> **Records to use**:
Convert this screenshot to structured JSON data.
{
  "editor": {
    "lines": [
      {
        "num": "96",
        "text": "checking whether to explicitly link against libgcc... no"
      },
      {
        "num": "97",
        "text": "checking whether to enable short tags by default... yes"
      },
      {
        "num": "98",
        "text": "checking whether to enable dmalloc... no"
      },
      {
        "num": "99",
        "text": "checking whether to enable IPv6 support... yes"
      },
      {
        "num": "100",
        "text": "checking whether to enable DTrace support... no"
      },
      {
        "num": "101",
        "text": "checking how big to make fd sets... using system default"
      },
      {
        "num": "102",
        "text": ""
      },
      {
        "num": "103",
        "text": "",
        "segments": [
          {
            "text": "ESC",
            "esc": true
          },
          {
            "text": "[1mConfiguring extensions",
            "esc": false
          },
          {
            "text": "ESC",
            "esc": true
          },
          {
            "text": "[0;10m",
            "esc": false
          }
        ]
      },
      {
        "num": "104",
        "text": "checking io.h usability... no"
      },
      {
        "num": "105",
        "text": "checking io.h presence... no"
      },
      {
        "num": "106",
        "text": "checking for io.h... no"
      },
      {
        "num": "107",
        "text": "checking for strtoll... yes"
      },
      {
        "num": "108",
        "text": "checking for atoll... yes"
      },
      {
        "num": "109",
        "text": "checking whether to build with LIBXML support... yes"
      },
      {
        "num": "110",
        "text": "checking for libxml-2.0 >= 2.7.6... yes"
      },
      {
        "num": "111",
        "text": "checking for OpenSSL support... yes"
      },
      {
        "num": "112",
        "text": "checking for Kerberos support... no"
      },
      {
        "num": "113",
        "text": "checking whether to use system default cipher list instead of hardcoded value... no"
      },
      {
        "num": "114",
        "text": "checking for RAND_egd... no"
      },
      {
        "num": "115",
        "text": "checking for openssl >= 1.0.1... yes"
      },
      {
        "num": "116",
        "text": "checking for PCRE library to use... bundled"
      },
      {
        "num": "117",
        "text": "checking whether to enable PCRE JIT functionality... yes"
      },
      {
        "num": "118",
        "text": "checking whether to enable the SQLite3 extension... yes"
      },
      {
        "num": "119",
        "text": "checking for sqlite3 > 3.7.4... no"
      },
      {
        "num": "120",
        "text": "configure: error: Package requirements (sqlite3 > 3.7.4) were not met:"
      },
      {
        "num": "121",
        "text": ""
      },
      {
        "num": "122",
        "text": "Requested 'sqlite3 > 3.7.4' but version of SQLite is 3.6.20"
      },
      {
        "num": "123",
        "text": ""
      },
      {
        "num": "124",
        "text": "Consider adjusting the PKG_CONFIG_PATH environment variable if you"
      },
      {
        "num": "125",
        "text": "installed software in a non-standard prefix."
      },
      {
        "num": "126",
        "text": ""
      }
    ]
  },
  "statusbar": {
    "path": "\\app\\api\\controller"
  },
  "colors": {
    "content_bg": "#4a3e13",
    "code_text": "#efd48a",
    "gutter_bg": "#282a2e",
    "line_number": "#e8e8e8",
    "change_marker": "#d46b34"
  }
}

> **Your instructions**: Write out the complete set of records exactly as given.

> **Result below**:
Convert this screenshot to structured JSON data.
{
  "editor": {
    "lines": [
      {
        "num": "96",
        "text": "checking whether to explicitly link against libgcc... no"
      },
      {
        "num": "97",
        "text": "checking whether to enable short tags by default... yes"
      },
      {
        "num": "98",
        "text": "checking whether to enable dmalloc... no"
      },
      {
        "num": "99",
        "text": "checking whether to enable IPv6 support... yes"
      },
      {
        "num": "100",
        "text": "checking whether to enable DTrace support... no"
      },
      {
        "num": "101",
        "text": "checking how big to make fd sets... using system default"
      },
      {
        "num": "102",
        "text": ""
      },
      {
        "num": "103",
        "text": "",
        "segments": [
          {
            "text": "ESC",
            "esc": true
          },
          {
            "text": "[1mConfiguring extensions",
            "esc": false
          },
          {
            "text": "ESC",
            "esc": true
          },
          {
            "text": "[0;10m",
            "esc": false
          }
        ]
      },
      {
        "num": "104",
        "text": "checking io.h usability... no"
      },
      {
        "num": "105",
        "text": "checking io.h presence... no"
      },
      {
        "num": "106",
        "text": "checking for io.h... no"
      },
      {
        "num": "107",
        "text": "checking for strtoll... yes"
      },
      {
        "num": "108",
        "text": "checking for atoll... yes"
      },
      {
        "num": "109",
        "text": "checking whether to build with LIBXML support... yes"
      },
      {
        "num": "110",
        "text": "checking for libxml-2.0 >= 2.7.6... yes"
      },
      {
        "num": "111",
        "text": "checking for OpenSSL support... yes"
      },
      {
        "num": "112",
        "text": "checking for Kerberos support... no"
      },
      {
        "num": "113",
        "text": "checking whether to use system default cipher list instead of hardcoded value... no"
      },
      {
        "num": "114",
        "text": "checking for RAND_egd... no"
      },
      {
        "num": "115",
        "text": "checking for openssl >= 1.0.1... yes"
      },
      {
        "num": "116",
        "text": "checking for PCRE library to use... bundled"
      },
      {
        "num": "117",
        "text": "checking whether to enable PCRE JIT functionality... yes"
      },
      {
        "num": "118",
        "text": "checking whether to enable the SQLite3 extension... yes"
      },
      {
        "num": "119",
        "text": "checking for sqlite3 > 3.7.4... no"
      },
      {
        "num": "120",
        "text": "configure: error: Package requirements (sqlite3 > 3.7.4) were not met:"
      },
      {
        "num": "121",
        "text": ""
      },
      {
        "num": "122",
        "text": "Requested 'sqlite3 > 3.7.4' but version of SQLite is 3.6.20"
      },
      {
        "num": "123",
        "text": ""
      },
      {
        "num": "124",
        "text": "Consider adjusting the PKG_CONFIG_PATH environment variable if you"
      },
      {
        "num": "125",
        "text": "installed software in a non-standard prefix."
      },
      {
        "num": "126",
        "text": ""
      }
    ]
  },
  "statusbar": {
    "path": "\\app\\api\\controller"
  },
  "colors": {
    "content_bg": "#4a3e13",
    "code_text": "#efd48a",
    "gutter_bg": "#282a2e",
    "line_number": "#e8e8e8",
    "change_marker": "#d46b34"
  }
}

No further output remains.